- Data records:

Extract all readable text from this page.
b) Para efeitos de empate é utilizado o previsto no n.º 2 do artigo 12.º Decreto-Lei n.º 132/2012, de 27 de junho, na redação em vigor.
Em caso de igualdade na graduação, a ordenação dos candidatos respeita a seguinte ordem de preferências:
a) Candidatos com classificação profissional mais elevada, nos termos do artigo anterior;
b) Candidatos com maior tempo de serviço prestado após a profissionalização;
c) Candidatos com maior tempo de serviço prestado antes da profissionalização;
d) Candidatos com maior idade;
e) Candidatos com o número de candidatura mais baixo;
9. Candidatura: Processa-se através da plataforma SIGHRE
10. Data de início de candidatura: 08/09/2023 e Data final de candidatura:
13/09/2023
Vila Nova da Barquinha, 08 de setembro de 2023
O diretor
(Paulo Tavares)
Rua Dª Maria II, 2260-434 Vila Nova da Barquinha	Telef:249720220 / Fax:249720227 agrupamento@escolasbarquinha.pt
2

- Work to be completed: Output each record precisely as given.

- Task output:
Extract all readable text from this page.
b) Para efeitos de empate é utilizado o previsto no n.º 2 do artigo 12.º Decreto-Lei n.º 132/2012, de 27 de junho, na redação em vigor.
Em caso de igualdade na graduação, a ordenação dos candidatos respeita a seguinte ordem de preferências:
a) Candidatos com classificação profissional mais elevada, nos termos do artigo anterior;
b) Candidatos com maior tempo de serviço prestado após a profissionalização;
c) Candidatos com maior tempo de serviço prestado antes da profissionalização;
d) Candidatos com maior idade;
e) Candidatos com o número de candidatura mais baixo;
9. Candidatura: Processa-se através da plataforma SIGHRE
10. Data de início de candidatura: 08/09/2023 e Data final de candidatura:
13/09/2023
Vila Nova da Barquinha, 08 de setembro de 2023
O diretor
(Paulo Tavares)
Rua Dª Maria II, 2260-434 Vila Nova da Barquinha	Telef:249720220 / Fax:249720227 agrupamento@escolasbarquinha.pt
2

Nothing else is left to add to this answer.